--- Start of SOURCE RECORDS ---

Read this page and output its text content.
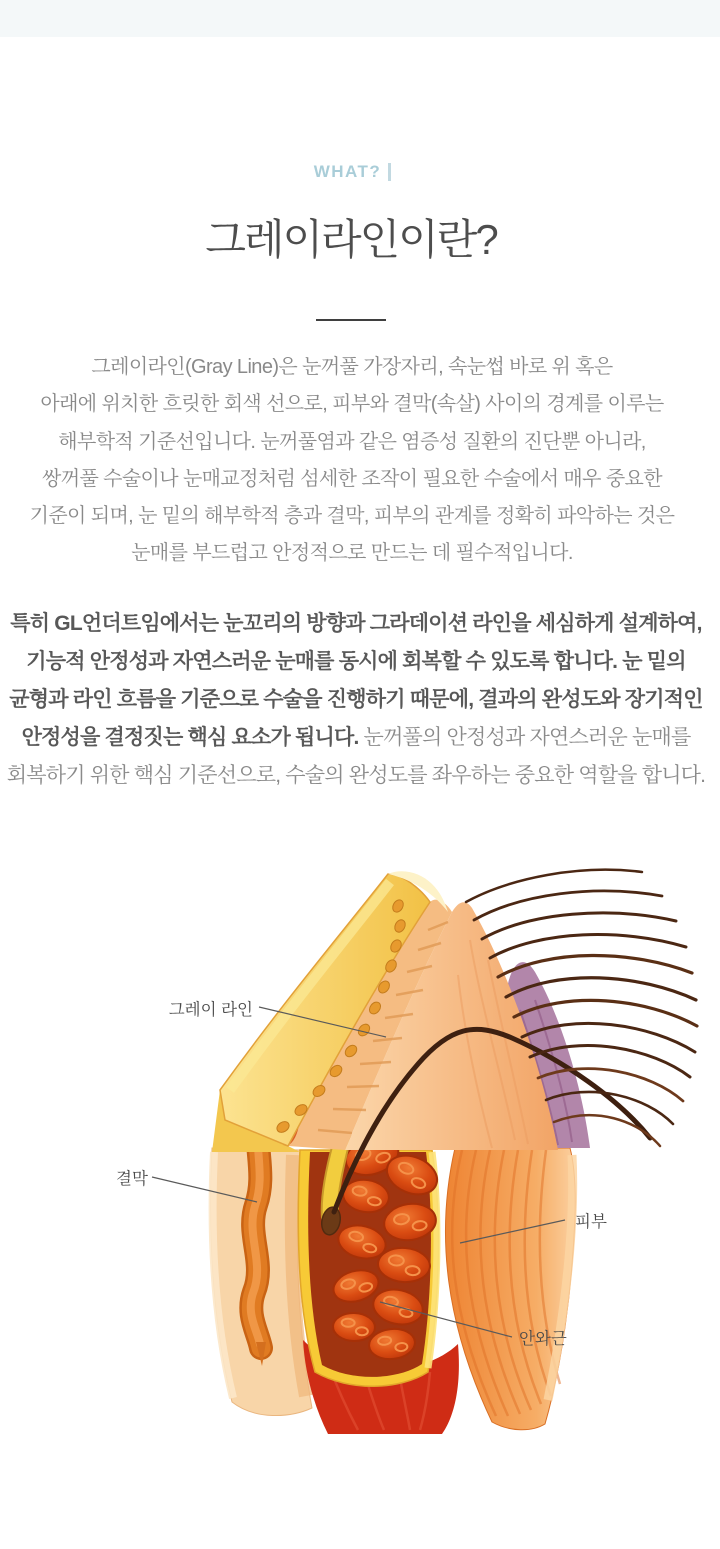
WHAT?
그레이라인이란?
그레이라인(Gray Line)은 눈꺼풀 가장자리, 속눈썹 바로 위 혹은
아래에 위치한 흐릿한 회색 선으로, 피부와 결막(속살) 사이의 경계를 이루는
해부학적 기준선입니다. 눈꺼풀염과 같은 염증성 질환의 진단뿐 아니라,
쌍꺼풀 수술이나 눈매교정처럼 섬세한 조작이 필요한 수술에서 매우 중요한
기준이 되며, 눈 밑의 해부학적 층과 결막, 피부의 관계를 정확히 파악하는 것은
눈매를 부드럽고 안정적으로 만드는 데 필수적입니다.
특히 GL언더트임에서는 눈꼬리의 방향과 그라데이션 라인을 세심하게 설계하여,
기능적 안정성과 자연스러운 눈매를 동시에 회복할 수 있도록 합니다. 눈 밑의
균형과 라인 흐름을 기준으로 수술을 진행하기 때문에, 결과의 완성도와 장기적인
안정성을 결정짓는 핵심 요소가 됩니다. 눈꺼풀의 안정성과 자연스러운 눈매를
회복하기 위한 핵심 기준선으로, 수술의 완성도를 좌우하는 중요한 역할을 합니다.
그레이 라인
결막
피부
안와근
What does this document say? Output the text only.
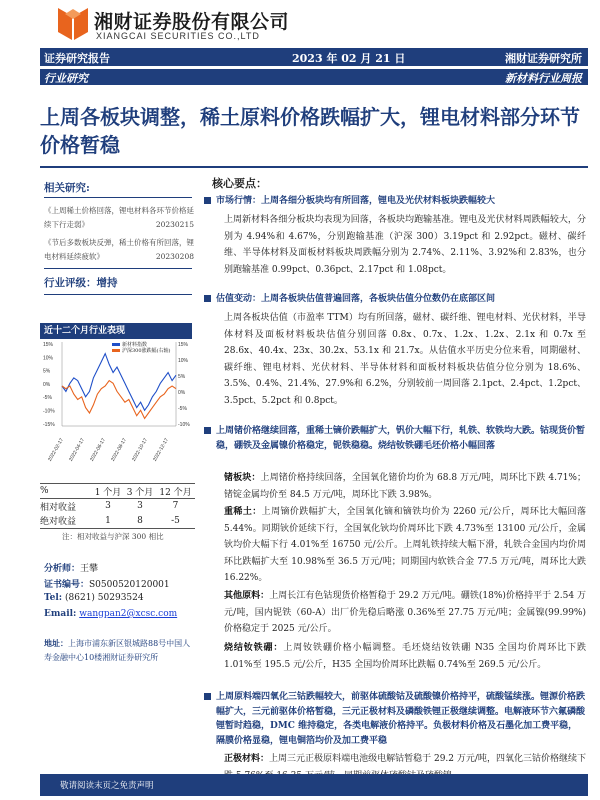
湘财证券股份有限公司
XIANGCAI SECURITIES CO.,LTD
证券研究报告	2023 年 02 月 21 日	湘财证券研究所
行业研究	新材料行业周报
上周各板块调整，稀土原料价格跌幅扩大，锂电材料部分环节价格暂稳
相关研究:
《上周稀土价格回落，锂电材料各环节价格延续下行走弱》	20230215
《节后多数板块反弹，稀土价格有所回落，锂电材料延续疲软》	20230208
行业评级：增持
近十二个月行业表现
15%
10%
5%
0%
-5%
-10%
-15%
15%
10%
5%
0%
-5%
-10%
2022-02-17 2022-04-17 2022-06-17 2022-08-17 2022-10-17 2022-12-17
新材料指数
沪深300涨跌幅(右轴)
%	1 个月	3 个月	12 个月
相对收益	3	3	7
绝对收益	1	8	-5
注：相对收益与沪深 300 相比
分析师：王攀
证书编号：S0500520120001
Tel: (8621) 50293524
Email: wangpan2@xcsc.com
地址：上海市浦东新区银城路88号中国人寿金融中心10楼湘财证券研究所
核心要点：
市场行情：上周各细分板块均有所回落，锂电及光伏材料板块跌幅较大
上周新材料各细分板块均表现为回落，各板块均跑输基准。锂电及光伏材料周跌幅较大，分别为 4.94%和 4.67%，分别跑输基准（沪深 300）3.19pct 和 2.92pct。磁材、碳纤维、半导体材料及面板材料板块周跌幅分别为 2.74%、2.11%、3.92%和 2.83%，也分别跑输基准 0.99pct、0.36pct、2.17pct 和 1.08pct。
估值变动：上周各板块估值普遍回落，各板块估值分位数仍在底部区间
上周各板块估值（市盈率 TTM）均有所回落，磁材、碳纤维、锂电材料、光伏材料，半导体材料及面板材料板块估值分别回落 0.8x、0.7x、1.2x、1.2x、2.1x 和 0.7x 至 28.6x、40.4x、23x、30.2x、53.1x 和 21.7x。从估值水平历史分位来看，同期磁材、碳纤维、锂电材料、光伏材料、半导体材料和面板材料板块估值分位分别为 18.6%、3.5%、0.4%、21.4%、27.9%和 6.2%，分别较前一周回落 2.1pct、2.4pct、1.2pct、3.5pct、5.2pct 和 0.8pct。
上周锗价格继续回落，重稀土镝价跌幅扩大，钒价大幅下行，轧铁、软铁均大跌。钴现货价暂稳，硼铁及金属镍价格稳定，铌铁稳稳。烧结钕铁硼毛坯价格小幅回落
锗板块：上周锗价格持续回落，全国氧化锗价均价为 68.8 万元/吨，周环比下跌 4.71%；锗锭金属均价至 84.5 万元/吨，周环比下跌 3.98%。
重稀土：上周镝价跌幅扩大，全国氧化镝和镝铁均价为 2260 元/公斤，周环比大幅回落 5.44%。同期钬价延续下行，全国氧化钬均价周环比下跌 4.73%至 13100 元/公斤，金属钬均价大幅下行 4.01%至 16750 元/公斤。上周轧铁持续大幅下滑，轧铁合金国内均价周环比跌幅扩大至 10.98%至 36.5 万元/吨；同期国内软铁合金 77.5 万元/吨，周环比大跌 16.22%。
其他原料：上周长江有色钴现货价格暂稳于 29.2 万元/吨。硼铁(18%)价格持平于 2.54 万元/吨，国内铌铁（60-A）出厂价先稳后略涨 0.36%至 27.75 万元/吨；金属镍(99.99%)价格稳定于 2025 元/公斤。
烧结钕铁硼：上周钕铁硼价格小幅调整。毛坯烧结钕铁硼 N35 全国均价周环比下跌 1.01%至 195.5 元/公斤，H35 全国均价周环比跌幅 0.74%至 269.5 元/公斤。
上周原料端四氧化三钴跌幅较大，前驱体硫酸钴及硫酸镍价格持平，硫酸锰续涨。锂源价格跌幅扩大，三元前驱体价格暂稳，三元正极材料及磷酸铁锂正极继续调整。电解液环节六氟磷酸锂暂时趋稳，DMC 维持稳定，各类电解液价格持平。负极材料价格及石墨化加工费平稳，隔膜价格显稳，锂电铜箔均价及加工费平稳
正极材料：上周三元正极原料端电池级电解钴暂稳于 29.2 万元/吨，四氧化三钴价格继续下
敬请阅读末页之免责声明
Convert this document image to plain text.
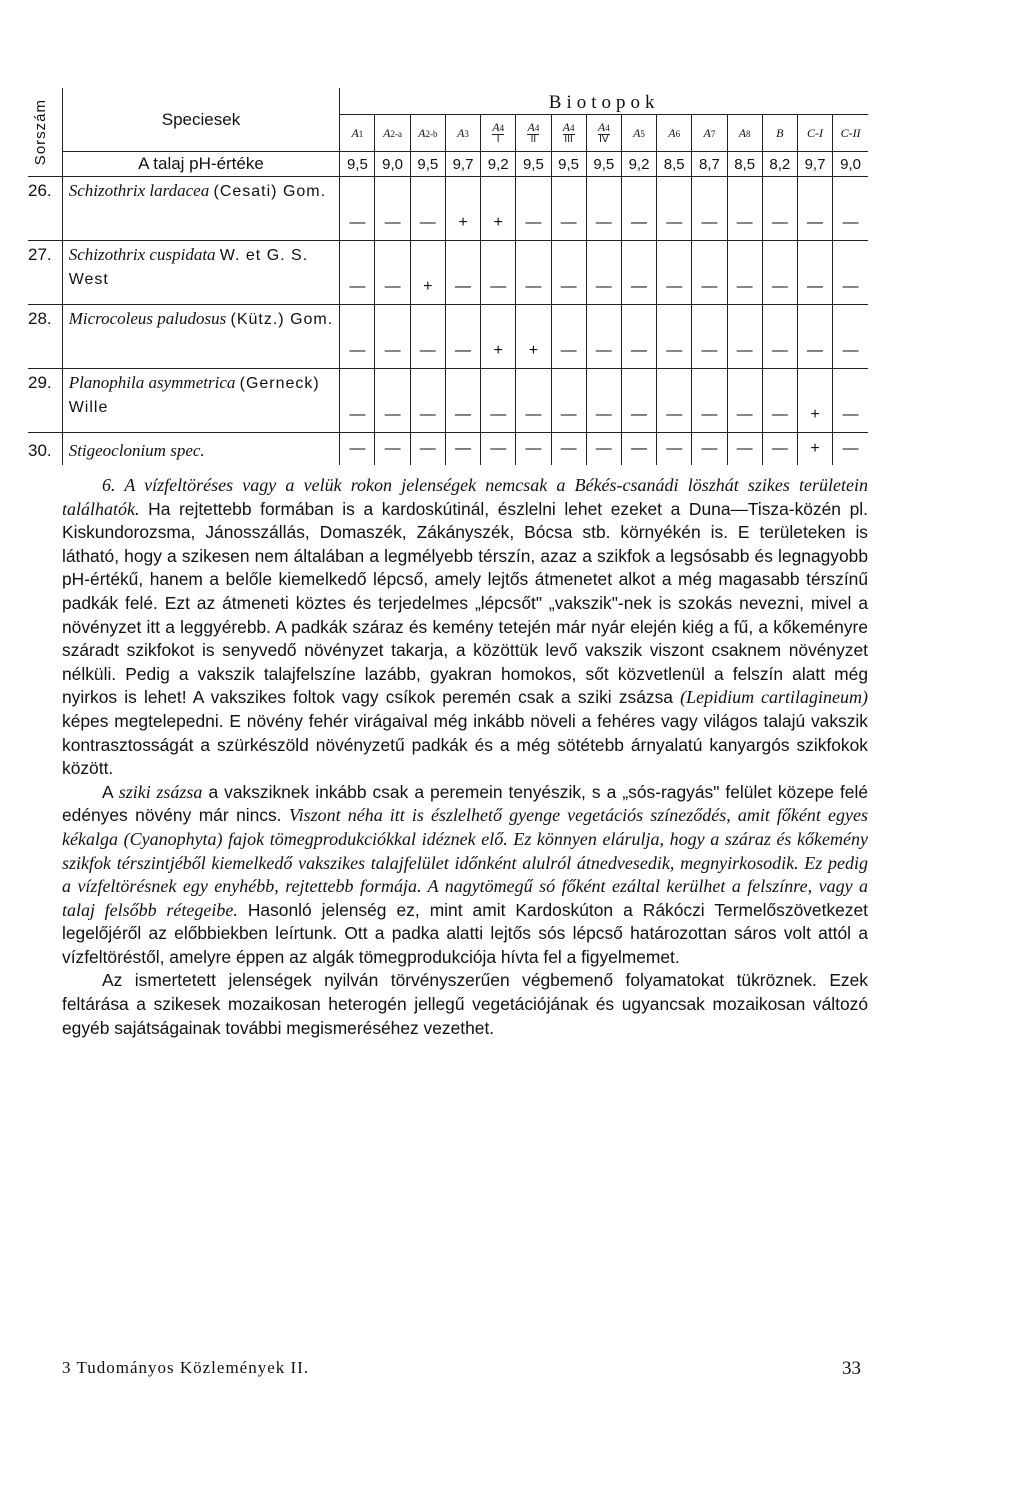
Sorszám	Speciesek	Biotopok														
		A1	A2-a	A2-b	A3	$\frac{A4}{I}$	$\frac{A4}{II}$	$\frac{A4}{\text{III}}$	$\frac{A4}{IV}$	A5	A6	A7	A8	B	C-I	C-II
	A talaj pH-értéke	9,5	9,0	9,5	9,7	9,2	9,5	9,5	9,5	9,2	8,5	8,7	8,5	8,2	9,7	9,0
26.	Schizothrix lardacea (Cesati) Gom.	—	—	—	+	+	—	—	—	—	—	—	—	—	—	—
27.	Schizothrix cuspidata W. et G. S. West	—	—	+	—	—	—	—	—	—	—	—	—	—	—	—
28.	Microcoleus paludosus (Kütz.) Gom.	—	—	—	—	+	+	—	—	—	—	—	—	—	—	—
29.	Planophila asymmetrica (Gerneck) Wille	—	—	—	—	—	—	—	—	—	—	—	—	—	+	—
30.	Stigeoclonium spec.	—	—	—	—	—	—	—	—	—	—	—	—	—	+	—

6. A vízfeltöréses vagy a velük rokon jelenségek nemcsak a Békés-csanádi löszhát szikes területein találhatók. Ha rejtettebb formában is a kardoskútinál, észlelni lehet ezeket a Duna—Tisza-közén pl. Kiskundorozsma, Jánosszállás, Domaszék, Zákányszék, Bócsa stb. környékén is. E területeken is látható, hogy a szikesen nem általában a legmélyebb térszín, azaz a szikfok a legsósabb és legnagyobb pH-értékű, hanem a belőle kiemelkedő lépcső, amely lejtős átmenetet alkot a még magasabb térszínű padkák felé. Ezt az átmeneti köztes és terjedelmes „lépcsőt" „vakszik"-nek is szokás nevezni, mivel a növényzet itt a leggyérebb. A padkák száraz és kemény tetején már nyár elején kiég a fű, a kőkeményre száradt szikfokot is senyvedő növényzet takarja, a közöttük levő vakszik viszont csaknem növényzet nélküli. Pedig a vakszik talajfelszíne lazább, gyakran homokos, sőt közvetlenül a felszín alatt még nyirkos is lehet! A vakszikes foltok vagy csíkok peremén csak a sziki zsázsa (Lepidium cartilagineum) képes megtelepedni. E növény fehér virágaival még inkább növeli a fehéres vagy világos talajú vakszik kontrasztosságát a szürkészöld növényzetű padkák és a még sötétebb árnyalatú kanyargós szikfokok között.

A sziki zsázsa a vaksziknek inkább csak a peremein tenyészik, s a „sós-ragyás" felület közepe felé edényes növény már nincs. Viszont néha itt is észlelhető gyenge vegetációs színeződés, amit főként egyes kékalga (Cyanophyta) fajok tömegprodukciókkal idéznek elő. Ez könnyen elárulja, hogy a száraz és kőkemény szikfok térszintjéből kiemelkedő vakszikes talajfelület időnként alulról átnedvesedik, megnyirkosodik. Ez pedig a vízfeltörésnek egy enyhébb, rejtettebb formája. A nagytömegű só főként ezáltal kerülhet a felszínre, vagy a talaj felsőbb rétegeibe. Hasonló jelenség ez, mint amit Kardoskúton a Rákóczi Termelőszövetkezet legelőjéről az előbbiekben leírtunk. Ott a padka alatti lejtős sós lépcső határozottan sáros volt attól a vízfeltöréstől, amelyre éppen az algák tömegprodukciója hívta fel a figyelmemet.

Az ismertetett jelenségek nyilván törvényszerűen végbemenő folyamatokat tükröznek. Ezek feltárása a szikesek mozaikosan heterogén jellegű vegetációjának és ugyancsak mozaikosan változó egyéb sajátságainak további megismeréséhez vezethet.

3 Tudományos Közlemények II.	33
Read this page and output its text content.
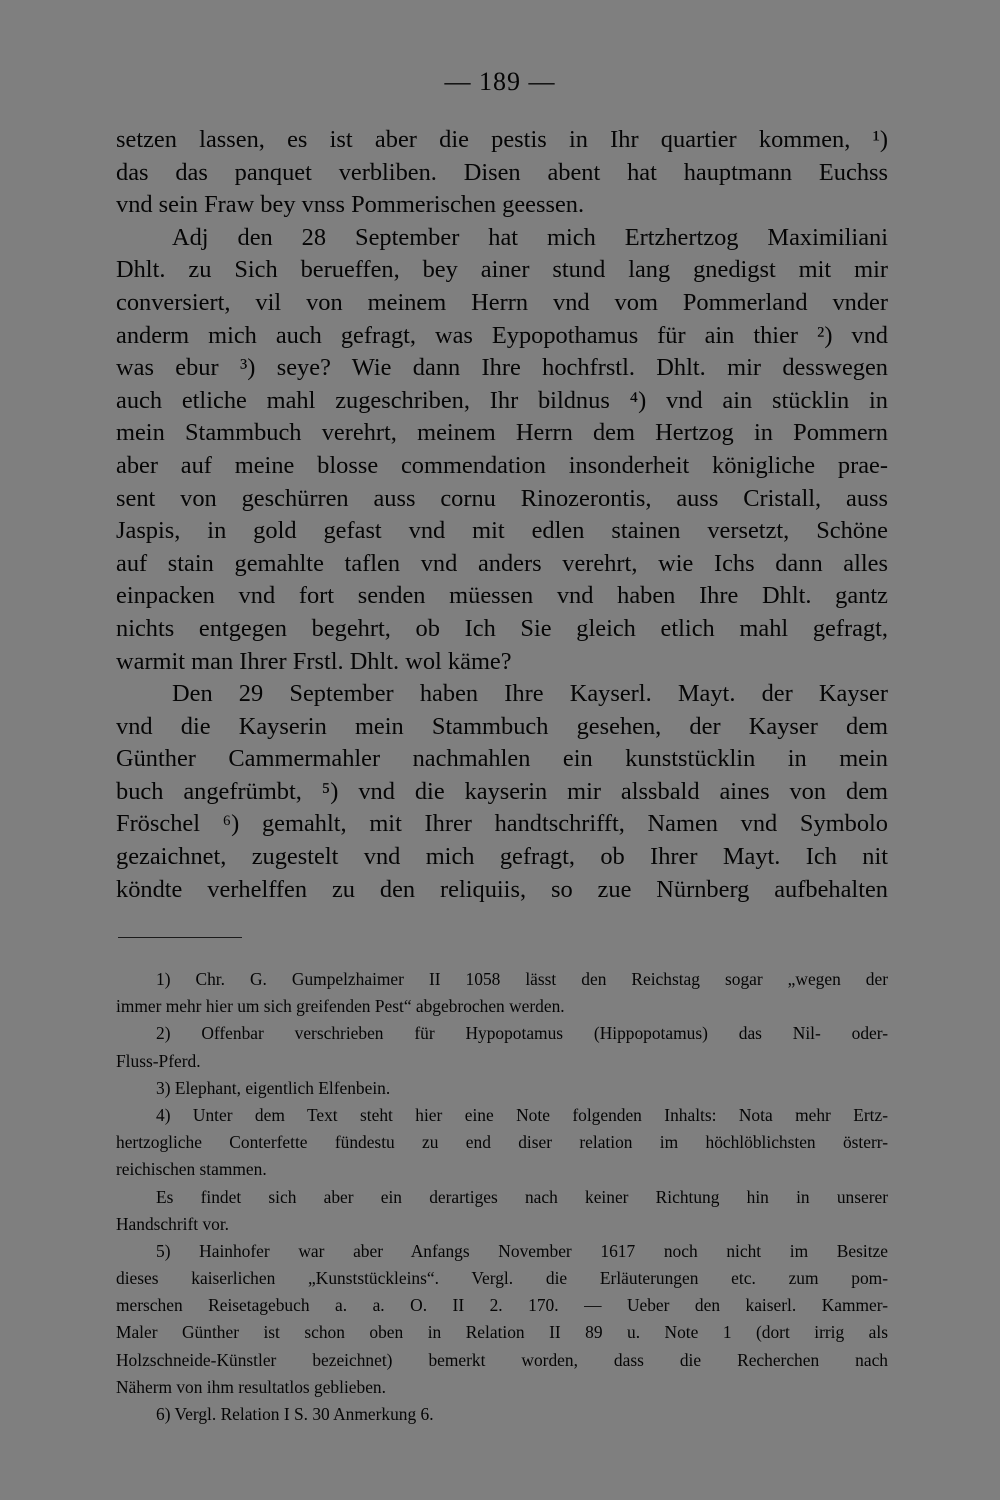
— 189 —
setzen lassen, es ist aber die pestis in Ihr quartier kommen, ¹)
das das panquet verbliben. Disen abent hat hauptmann Euchss
vnd sein Fraw bey vnss Pommerischen geessen.
Adj den 28 September hat mich Ertzhertzog Maximiliani
Dhlt. zu Sich berueffen, bey ainer stund lang gnedigst mit mir
conversiert, vil von meinem Herrn vnd vom Pommerland vnder
anderm mich auch gefragt, was Eypopothamus für ain thier ²) vnd
was ebur ³) seye? Wie dann Ihre hochfrstl. Dhlt. mir desswegen
auch etliche mahl zugeschriben, Ihr bildnus ⁴) vnd ain stücklin in
mein Stammbuch verehrt, meinem Herrn dem Hertzog in Pommern
aber auf meine blosse commendation insonderheit königliche prae-
sent von geschürren auss cornu Rinozerontis, auss Cristall, auss
Jaspis, in gold gefast vnd mit edlen stainen versetzt, Schöne
auf stain gemahlte taflen vnd anders verehrt, wie Ichs dann alles
einpacken vnd fort senden müessen vnd haben Ihre Dhlt. gantz
nichts entgegen begehrt, ob Ich Sie gleich etlich mahl gefragt,
warmit man Ihrer Frstl. Dhlt. wol käme?
Den 29 September haben Ihre Kayserl. Mayt. der Kayser
vnd die Kayserin mein Stammbuch gesehen, der Kayser dem
Günther Cammermahler nachmahlen ein kunststücklin in mein
buch angefrümbt, ⁵) vnd die kayserin mir alssbald aines von dem
Fröschel ⁶) gemahlt, mit Ihrer handtschrifft, Namen vnd Symbolo
gezaichnet, zugestelt vnd mich gefragt, ob Ihrer Mayt. Ich nit
köndte verhelffen zu den reliquiis, so zue Nürnberg aufbehalten
1) Chr. G. Gumpelzhaimer II 1058 lässt den Reichstag sogar „wegen der
immer mehr hier um sich greifenden Pest“ abgebrochen werden.
2) Offenbar verschrieben für Hypopotamus (Hippopotamus) das Nil- oder-
Fluss-Pferd.
3) Elephant, eigentlich Elfenbein.
4) Unter dem Text steht hier eine Note folgenden Inhalts: Nota mehr Ertz-
hertzogliche Conterfette fündestu zu end diser relation im höchlöblichsten österr-
reichischen stammen.
Es findet sich aber ein derartiges nach keiner Richtung hin in unserer
Handschrift vor.
5) Hainhofer war aber Anfangs November 1617 noch nicht im Besitze
dieses kaiserlichen „Kunststückleins“. Vergl. die Erläuterungen etc. zum pom-
merschen Reisetagebuch a. a. O. II 2. 170. — Ueber den kaiserl. Kammer-
Maler Günther ist schon oben in Relation II 89 u. Note 1 (dort irrig als
Holzschneide-Künstler bezeichnet) bemerkt worden, dass die Recherchen nach
Näherm von ihm resultatlos geblieben.
6) Vergl. Relation I S. 30 Anmerkung 6.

--- End of SOURCE RECORDS ---

Copy each line from the records above that includes the string "mehr".

immer mehr hier um sich greifenden Pest“ abgebrochen werden.
4) Unter dem Text steht hier eine Note folgenden Inhalts: Nota mehr Ertz-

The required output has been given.